RECORDS FOR THIS EXERCISE >>

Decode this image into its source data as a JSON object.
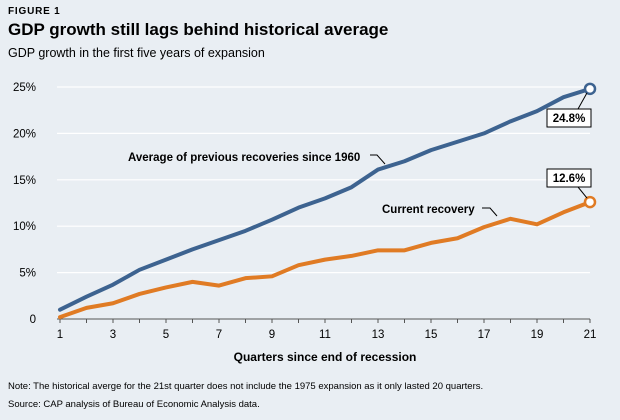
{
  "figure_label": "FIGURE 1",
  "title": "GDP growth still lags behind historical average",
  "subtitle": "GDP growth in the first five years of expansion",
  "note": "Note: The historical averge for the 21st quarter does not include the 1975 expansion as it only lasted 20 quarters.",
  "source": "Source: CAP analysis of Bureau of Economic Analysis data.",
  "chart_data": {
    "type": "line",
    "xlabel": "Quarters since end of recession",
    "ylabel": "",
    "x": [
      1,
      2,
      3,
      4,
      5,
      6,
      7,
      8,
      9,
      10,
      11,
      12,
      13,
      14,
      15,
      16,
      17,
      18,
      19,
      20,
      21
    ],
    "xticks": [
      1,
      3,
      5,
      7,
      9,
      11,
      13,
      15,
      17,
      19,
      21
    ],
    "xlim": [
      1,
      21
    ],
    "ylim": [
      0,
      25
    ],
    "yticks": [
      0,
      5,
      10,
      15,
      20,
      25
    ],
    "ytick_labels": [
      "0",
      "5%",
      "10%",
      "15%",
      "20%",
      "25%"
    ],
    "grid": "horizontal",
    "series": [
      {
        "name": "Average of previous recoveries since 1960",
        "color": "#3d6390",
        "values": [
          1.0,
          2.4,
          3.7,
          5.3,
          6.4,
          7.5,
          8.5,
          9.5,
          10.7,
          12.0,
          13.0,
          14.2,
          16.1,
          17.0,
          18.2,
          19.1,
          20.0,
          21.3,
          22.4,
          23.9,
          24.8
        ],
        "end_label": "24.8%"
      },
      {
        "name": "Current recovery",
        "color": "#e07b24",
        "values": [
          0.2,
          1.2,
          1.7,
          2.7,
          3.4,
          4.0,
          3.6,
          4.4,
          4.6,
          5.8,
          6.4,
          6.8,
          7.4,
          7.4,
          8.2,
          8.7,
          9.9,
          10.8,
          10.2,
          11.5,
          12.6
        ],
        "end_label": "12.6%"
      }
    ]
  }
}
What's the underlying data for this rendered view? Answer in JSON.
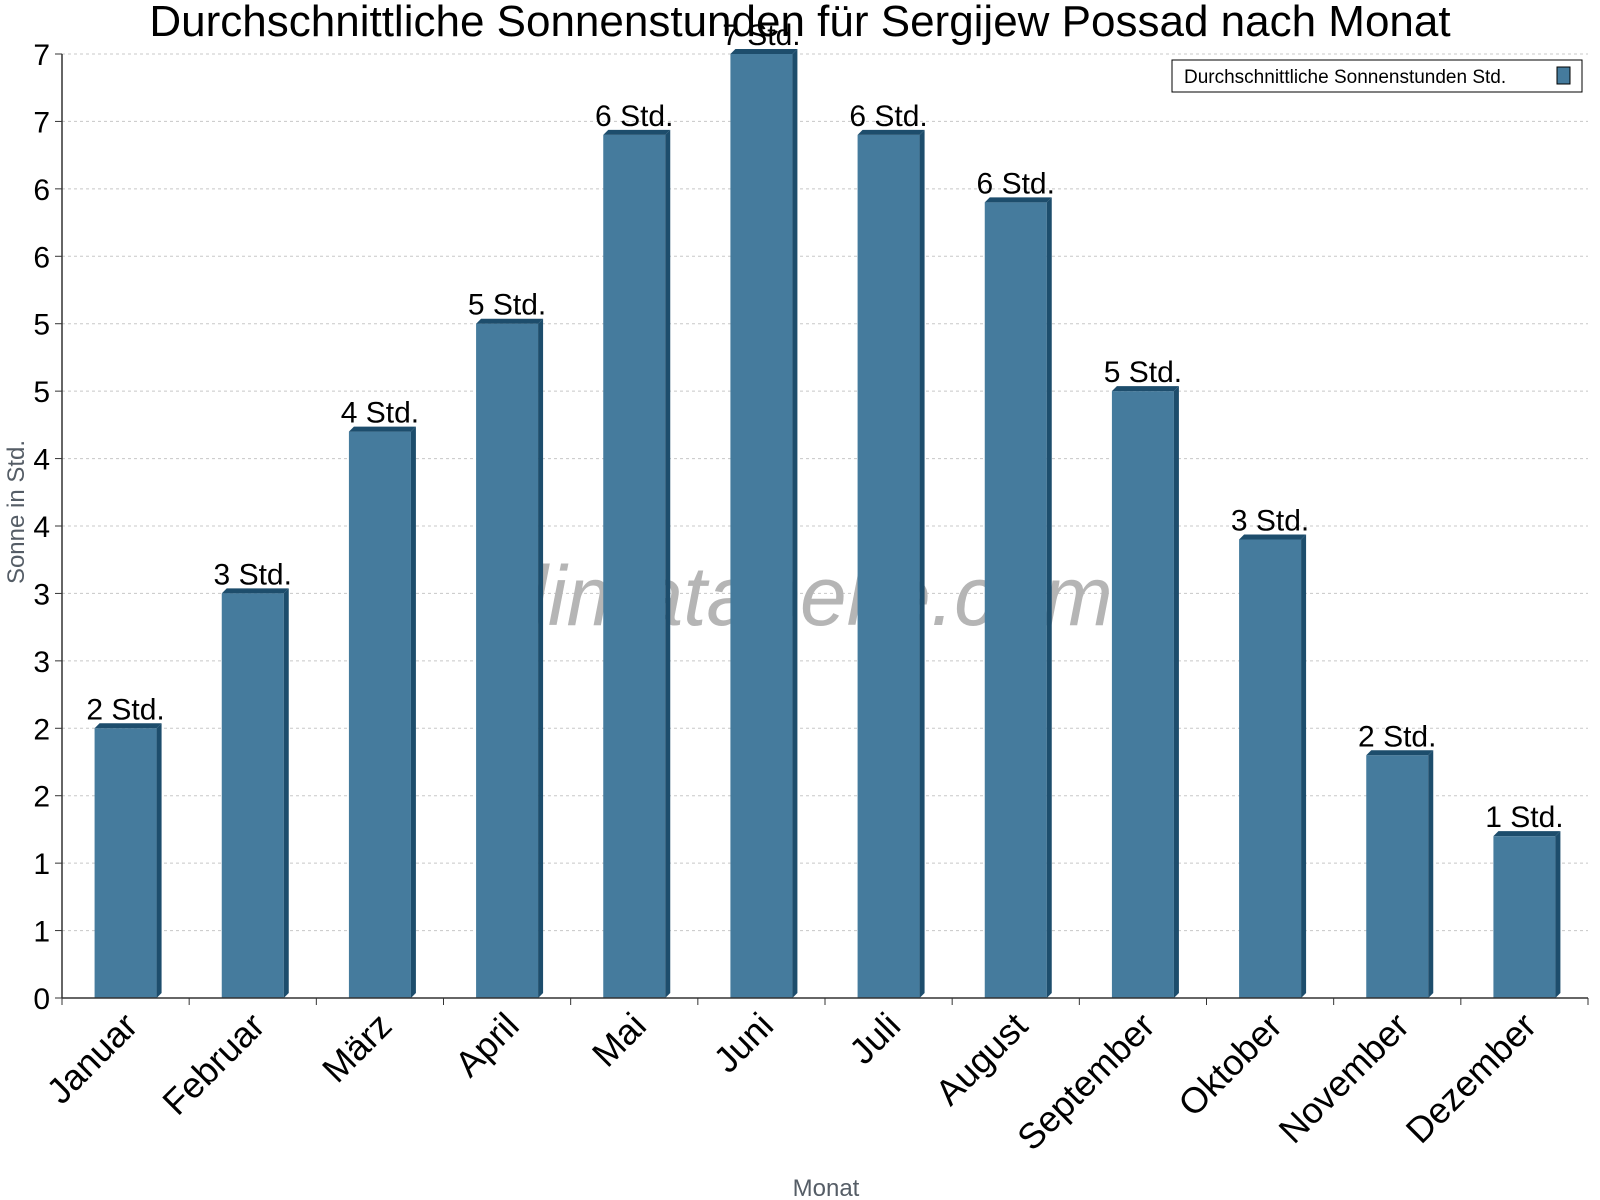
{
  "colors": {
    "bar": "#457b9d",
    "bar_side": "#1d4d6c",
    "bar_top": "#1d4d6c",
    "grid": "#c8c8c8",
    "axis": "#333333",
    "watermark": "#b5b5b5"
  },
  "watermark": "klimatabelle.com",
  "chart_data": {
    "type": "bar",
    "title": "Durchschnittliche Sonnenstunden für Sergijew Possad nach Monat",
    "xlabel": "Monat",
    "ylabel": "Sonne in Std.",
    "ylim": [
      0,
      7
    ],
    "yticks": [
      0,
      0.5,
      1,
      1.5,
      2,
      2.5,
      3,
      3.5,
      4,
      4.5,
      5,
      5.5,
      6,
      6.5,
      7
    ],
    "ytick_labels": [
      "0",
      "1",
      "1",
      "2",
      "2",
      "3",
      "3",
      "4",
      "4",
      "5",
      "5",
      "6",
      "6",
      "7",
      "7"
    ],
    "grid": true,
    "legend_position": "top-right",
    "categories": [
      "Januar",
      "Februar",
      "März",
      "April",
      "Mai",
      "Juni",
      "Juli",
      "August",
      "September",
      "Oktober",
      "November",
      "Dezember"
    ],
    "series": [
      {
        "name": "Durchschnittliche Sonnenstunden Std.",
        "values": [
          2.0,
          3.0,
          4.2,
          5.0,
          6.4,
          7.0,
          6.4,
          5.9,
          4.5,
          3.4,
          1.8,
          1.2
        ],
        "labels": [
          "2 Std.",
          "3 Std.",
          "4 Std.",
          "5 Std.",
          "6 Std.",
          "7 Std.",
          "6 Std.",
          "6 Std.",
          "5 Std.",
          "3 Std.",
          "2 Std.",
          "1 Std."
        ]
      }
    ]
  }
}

--

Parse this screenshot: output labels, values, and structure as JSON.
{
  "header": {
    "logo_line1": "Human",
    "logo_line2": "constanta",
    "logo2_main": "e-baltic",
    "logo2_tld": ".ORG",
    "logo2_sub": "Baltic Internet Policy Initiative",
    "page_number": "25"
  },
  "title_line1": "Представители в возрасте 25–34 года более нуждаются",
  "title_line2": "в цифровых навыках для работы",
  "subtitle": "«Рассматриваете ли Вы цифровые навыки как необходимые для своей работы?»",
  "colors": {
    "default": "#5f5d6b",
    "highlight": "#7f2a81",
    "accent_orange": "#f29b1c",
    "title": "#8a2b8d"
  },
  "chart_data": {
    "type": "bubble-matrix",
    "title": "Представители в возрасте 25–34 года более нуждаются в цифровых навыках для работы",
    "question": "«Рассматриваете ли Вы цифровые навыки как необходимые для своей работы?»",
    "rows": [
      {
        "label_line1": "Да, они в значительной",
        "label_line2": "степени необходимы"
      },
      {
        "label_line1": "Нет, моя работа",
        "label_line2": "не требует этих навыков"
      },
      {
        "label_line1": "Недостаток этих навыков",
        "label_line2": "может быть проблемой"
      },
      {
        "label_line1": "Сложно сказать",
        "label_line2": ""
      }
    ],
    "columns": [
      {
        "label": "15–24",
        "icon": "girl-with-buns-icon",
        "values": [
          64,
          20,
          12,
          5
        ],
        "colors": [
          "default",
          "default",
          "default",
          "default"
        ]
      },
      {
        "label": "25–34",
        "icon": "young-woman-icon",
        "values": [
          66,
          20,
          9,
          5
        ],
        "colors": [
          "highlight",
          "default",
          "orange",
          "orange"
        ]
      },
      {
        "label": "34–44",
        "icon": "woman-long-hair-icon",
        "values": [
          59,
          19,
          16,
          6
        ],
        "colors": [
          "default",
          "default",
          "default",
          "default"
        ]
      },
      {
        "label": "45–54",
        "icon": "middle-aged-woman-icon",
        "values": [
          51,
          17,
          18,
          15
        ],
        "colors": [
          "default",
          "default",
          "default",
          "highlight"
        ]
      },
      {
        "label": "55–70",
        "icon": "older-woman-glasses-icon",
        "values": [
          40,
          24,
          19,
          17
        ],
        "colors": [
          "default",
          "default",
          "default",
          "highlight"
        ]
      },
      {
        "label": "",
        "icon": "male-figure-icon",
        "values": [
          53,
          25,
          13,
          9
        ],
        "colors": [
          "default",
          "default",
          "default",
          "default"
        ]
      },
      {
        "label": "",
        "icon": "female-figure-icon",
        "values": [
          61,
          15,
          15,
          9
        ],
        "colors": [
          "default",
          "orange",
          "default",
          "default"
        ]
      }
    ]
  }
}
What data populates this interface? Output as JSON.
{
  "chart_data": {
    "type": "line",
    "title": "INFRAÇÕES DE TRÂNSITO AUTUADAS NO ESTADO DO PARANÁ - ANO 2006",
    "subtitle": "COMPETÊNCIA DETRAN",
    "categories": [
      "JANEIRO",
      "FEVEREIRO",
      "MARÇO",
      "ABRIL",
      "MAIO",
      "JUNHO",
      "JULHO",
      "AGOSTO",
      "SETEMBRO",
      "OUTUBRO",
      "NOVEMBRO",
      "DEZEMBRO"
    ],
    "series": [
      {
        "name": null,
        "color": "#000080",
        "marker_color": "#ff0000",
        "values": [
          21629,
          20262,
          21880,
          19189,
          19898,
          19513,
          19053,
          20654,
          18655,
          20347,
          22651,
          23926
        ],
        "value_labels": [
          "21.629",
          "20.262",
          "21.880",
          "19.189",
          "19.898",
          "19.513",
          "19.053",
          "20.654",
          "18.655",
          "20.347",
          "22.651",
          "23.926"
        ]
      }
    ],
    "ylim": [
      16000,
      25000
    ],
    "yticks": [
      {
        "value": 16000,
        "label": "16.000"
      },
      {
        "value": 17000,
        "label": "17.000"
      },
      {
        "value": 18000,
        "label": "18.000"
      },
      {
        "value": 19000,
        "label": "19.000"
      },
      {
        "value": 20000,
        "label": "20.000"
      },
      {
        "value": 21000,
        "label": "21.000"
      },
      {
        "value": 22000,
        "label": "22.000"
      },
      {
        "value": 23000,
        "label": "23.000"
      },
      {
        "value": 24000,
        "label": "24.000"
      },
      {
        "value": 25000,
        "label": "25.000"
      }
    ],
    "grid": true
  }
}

REQUIREMENTS >> Look through the material above. Copy each line where the word "JSON" appears.

COMPLETED EXERCISE >>
Decode this image into its source data as a JSON object.
What's the underlying data for this rendered view? Answer in JSON.
Parse this screenshot: output labels, values, and structure as JSON.
What data populates this interface? Output as JSON.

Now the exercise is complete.